[Data rows start]

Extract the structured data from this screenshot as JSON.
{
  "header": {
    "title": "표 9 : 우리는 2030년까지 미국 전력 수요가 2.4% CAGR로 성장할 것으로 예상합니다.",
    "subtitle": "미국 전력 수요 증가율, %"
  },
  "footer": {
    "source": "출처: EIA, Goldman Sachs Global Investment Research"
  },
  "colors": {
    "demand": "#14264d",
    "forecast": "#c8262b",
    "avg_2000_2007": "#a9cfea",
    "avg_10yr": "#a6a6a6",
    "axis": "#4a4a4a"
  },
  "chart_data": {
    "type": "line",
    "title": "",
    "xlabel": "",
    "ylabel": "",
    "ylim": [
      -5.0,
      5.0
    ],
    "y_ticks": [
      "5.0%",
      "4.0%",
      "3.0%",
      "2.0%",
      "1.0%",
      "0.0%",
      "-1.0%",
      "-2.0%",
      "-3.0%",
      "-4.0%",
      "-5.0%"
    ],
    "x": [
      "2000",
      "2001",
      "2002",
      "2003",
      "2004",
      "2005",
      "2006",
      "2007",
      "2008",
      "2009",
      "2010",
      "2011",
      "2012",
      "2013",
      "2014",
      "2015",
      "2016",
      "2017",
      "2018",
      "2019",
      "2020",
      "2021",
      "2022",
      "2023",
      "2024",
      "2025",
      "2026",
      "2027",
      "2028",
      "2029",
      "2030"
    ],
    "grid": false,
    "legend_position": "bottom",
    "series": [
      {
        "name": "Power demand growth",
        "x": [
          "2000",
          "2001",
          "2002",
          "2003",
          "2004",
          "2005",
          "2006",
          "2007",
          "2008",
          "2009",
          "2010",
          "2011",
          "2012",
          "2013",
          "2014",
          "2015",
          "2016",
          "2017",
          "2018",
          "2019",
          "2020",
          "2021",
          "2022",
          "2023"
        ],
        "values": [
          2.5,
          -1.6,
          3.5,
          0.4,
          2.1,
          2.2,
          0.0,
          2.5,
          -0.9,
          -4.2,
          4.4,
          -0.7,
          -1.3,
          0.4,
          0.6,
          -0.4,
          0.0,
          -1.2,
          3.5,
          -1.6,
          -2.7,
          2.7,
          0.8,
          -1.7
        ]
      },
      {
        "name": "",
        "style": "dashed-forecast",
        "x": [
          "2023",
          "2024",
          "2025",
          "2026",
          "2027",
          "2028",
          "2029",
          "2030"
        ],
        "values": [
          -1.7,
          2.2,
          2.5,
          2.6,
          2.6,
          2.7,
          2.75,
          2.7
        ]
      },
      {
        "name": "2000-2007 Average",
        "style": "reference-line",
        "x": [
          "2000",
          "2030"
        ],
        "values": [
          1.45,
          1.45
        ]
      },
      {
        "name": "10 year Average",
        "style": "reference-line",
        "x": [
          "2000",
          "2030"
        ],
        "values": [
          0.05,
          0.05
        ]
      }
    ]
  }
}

[Data rows end]

Written task:
Using the material above, count the lines containing the word "forecast". Reply with the number alone.

Correct output:
2